Challenge
Nothing outside the range is to be copied. From the entries below, reproduce exactly the lines starting at the one with "Convert this screenshot" and ending at the one with "Enumerate this chart's", without pictures.

Input for this task
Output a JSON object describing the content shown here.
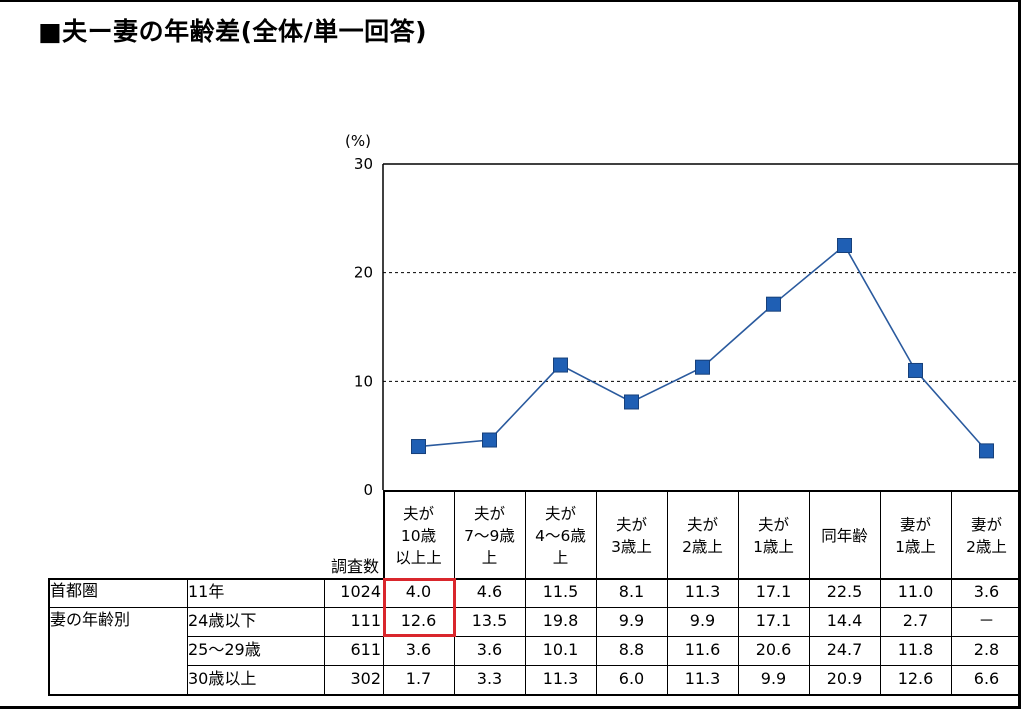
==
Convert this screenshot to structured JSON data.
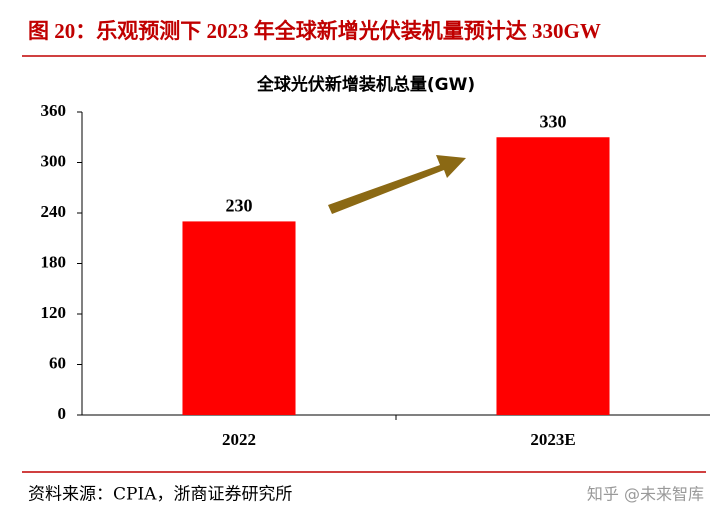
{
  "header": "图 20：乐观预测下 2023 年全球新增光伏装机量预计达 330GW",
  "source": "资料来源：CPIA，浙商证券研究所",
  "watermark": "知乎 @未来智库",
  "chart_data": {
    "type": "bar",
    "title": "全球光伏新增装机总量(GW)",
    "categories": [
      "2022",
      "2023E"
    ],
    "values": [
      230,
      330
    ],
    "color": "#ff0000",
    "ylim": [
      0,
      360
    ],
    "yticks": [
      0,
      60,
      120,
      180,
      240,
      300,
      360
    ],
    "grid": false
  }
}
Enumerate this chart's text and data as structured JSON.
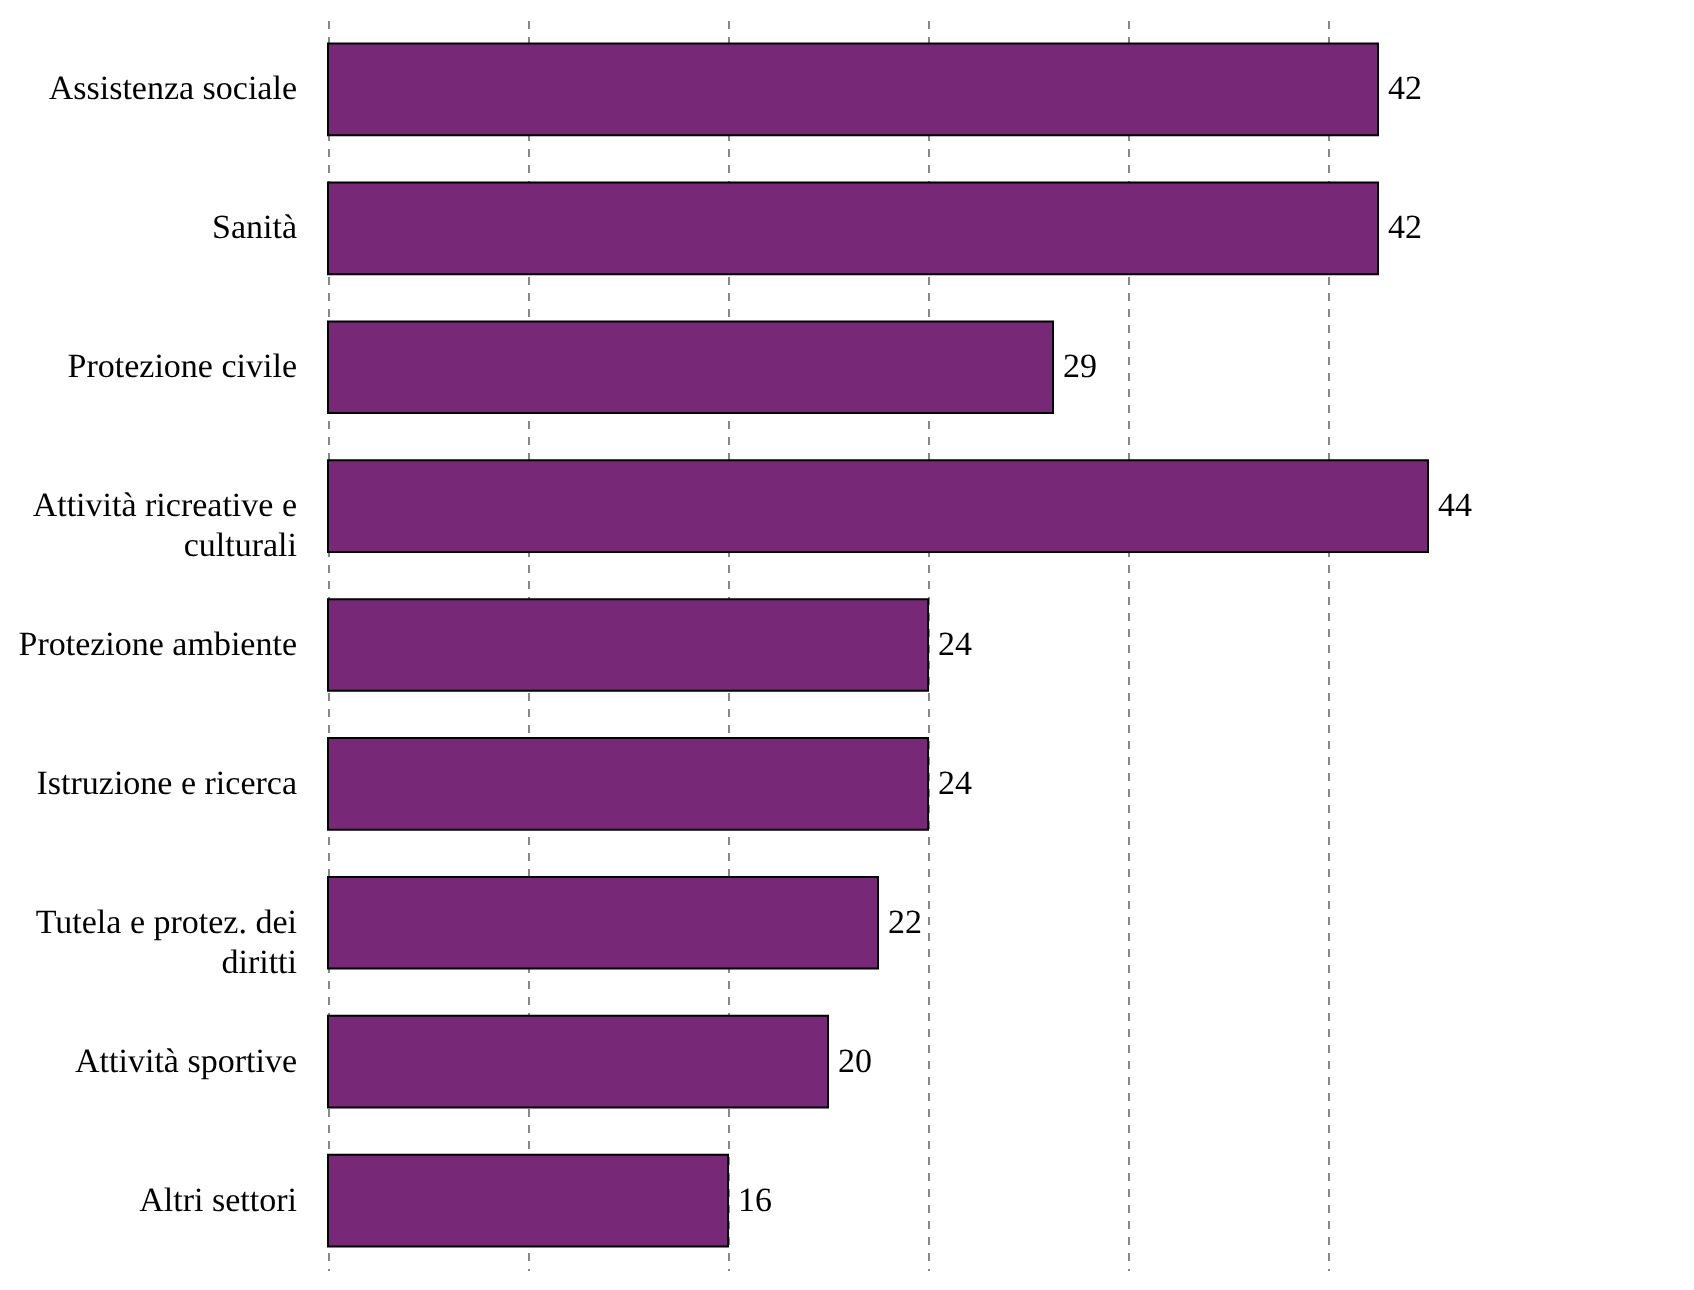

Exercise answer
Convert this screenshot to structured JSON data.
{
  "header": "图 20：乐观预测下 2023 年全球新增光伏装机量预计达 330GW",
  "source": "资料来源：CPIA，浙商证券研究所",
  "watermark": "知乎 @未来智库",
  "chart_data": {
    "type": "bar",
    "title": "全球光伏新增装机总量(GW)",
    "categories": [
      "2022",
      "2023E"
    ],
    "values": [
      230,
      330
    ],
    "color": "#ff0000",
    "ylim": [
      0,
      360
    ],
    "yticks": [
      0,
      60,
      120,
      180,
      240,
      300,
      360
    ],
    "grid": false
  }
}
Enumerate this chart's text and data as structured JSON.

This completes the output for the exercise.